• Supplied records:
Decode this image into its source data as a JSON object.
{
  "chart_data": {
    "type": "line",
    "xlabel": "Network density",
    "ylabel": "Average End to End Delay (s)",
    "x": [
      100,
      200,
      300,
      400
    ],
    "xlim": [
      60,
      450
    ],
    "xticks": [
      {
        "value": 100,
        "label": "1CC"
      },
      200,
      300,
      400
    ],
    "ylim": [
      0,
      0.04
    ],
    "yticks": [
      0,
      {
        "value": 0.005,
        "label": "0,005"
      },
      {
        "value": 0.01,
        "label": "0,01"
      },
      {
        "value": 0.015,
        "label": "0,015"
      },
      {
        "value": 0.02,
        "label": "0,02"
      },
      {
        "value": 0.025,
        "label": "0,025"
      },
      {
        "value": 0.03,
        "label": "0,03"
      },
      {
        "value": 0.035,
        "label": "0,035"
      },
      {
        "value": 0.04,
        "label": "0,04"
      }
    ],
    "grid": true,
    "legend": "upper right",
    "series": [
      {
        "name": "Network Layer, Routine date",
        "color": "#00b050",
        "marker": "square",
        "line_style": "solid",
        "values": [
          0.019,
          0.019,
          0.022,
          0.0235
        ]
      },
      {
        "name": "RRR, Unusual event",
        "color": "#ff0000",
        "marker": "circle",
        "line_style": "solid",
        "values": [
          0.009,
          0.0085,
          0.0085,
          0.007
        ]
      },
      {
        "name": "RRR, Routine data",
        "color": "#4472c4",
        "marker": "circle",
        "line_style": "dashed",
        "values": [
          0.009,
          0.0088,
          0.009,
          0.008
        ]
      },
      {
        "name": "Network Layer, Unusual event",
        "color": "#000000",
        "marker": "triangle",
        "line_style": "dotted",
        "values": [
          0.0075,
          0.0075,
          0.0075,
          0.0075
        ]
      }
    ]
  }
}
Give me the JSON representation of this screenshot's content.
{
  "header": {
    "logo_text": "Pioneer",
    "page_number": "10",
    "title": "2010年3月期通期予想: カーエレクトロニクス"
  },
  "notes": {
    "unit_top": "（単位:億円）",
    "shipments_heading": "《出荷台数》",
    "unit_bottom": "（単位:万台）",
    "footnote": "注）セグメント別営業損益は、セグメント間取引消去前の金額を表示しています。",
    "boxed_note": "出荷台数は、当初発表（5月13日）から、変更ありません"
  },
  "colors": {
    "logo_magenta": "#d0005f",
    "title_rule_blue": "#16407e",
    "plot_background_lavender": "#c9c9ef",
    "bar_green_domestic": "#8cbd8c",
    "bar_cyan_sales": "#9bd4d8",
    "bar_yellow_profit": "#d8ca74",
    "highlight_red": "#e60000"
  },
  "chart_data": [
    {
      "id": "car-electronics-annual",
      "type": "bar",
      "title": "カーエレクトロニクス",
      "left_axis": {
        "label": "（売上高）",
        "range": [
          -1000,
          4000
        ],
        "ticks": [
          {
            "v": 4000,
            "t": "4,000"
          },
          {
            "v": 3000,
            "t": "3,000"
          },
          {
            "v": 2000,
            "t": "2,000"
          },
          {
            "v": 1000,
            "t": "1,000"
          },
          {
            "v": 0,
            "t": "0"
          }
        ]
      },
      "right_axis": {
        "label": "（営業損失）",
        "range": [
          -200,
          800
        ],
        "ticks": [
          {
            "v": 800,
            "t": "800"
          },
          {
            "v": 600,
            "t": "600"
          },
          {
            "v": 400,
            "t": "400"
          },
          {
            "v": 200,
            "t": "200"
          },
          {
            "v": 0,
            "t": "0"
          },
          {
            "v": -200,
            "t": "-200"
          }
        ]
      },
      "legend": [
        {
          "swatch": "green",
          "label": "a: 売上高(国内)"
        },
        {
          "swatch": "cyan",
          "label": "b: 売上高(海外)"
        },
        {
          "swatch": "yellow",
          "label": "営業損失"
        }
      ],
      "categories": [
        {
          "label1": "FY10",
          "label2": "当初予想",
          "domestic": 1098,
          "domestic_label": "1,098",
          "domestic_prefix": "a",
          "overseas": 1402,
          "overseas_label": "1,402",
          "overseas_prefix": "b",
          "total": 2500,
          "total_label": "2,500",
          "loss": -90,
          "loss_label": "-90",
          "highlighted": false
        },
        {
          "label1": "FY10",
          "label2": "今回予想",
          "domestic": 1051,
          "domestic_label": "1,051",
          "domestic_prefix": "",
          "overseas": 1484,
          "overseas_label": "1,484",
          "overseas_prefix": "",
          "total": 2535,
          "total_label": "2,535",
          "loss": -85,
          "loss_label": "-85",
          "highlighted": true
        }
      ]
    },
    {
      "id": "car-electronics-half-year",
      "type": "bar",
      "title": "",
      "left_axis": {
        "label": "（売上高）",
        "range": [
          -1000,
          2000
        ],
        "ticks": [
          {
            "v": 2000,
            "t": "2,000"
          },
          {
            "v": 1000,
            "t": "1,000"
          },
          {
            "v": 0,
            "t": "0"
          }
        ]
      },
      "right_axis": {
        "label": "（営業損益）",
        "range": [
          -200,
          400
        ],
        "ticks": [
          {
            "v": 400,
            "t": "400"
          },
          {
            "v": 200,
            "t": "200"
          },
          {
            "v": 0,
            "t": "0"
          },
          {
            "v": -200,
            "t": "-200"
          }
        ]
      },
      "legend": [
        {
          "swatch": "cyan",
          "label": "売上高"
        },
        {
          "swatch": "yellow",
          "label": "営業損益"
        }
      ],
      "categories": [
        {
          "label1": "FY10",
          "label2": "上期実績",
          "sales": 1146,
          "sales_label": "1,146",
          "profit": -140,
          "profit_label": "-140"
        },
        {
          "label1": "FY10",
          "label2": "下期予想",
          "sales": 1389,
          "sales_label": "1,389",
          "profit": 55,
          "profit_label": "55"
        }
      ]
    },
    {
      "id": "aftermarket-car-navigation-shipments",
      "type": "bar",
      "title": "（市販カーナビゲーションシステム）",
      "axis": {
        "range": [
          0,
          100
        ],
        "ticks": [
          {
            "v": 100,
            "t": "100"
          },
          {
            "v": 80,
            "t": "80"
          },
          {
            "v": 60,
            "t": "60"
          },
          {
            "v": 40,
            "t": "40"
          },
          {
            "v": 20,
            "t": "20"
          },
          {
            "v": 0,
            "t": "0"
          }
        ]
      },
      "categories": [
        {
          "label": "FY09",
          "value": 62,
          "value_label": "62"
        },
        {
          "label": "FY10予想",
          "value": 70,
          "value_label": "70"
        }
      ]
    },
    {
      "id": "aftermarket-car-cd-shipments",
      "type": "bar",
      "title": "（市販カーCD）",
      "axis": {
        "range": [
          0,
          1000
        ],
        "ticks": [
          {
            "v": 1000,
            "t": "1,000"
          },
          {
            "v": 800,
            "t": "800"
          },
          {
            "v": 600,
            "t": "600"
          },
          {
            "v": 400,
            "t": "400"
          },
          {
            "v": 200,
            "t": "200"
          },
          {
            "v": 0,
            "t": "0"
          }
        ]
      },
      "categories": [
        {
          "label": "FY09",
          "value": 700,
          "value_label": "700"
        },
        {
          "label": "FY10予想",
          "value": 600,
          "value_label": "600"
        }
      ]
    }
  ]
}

• Goal of the exercise: Scan the listing above for the word "カーエレクトロニクス" and show each line where it is found.

• Output of the exercise:
    "title": "2010年3月期通期予想: カーエレクトロニクス"
      "title": "カーエレクトロニクス",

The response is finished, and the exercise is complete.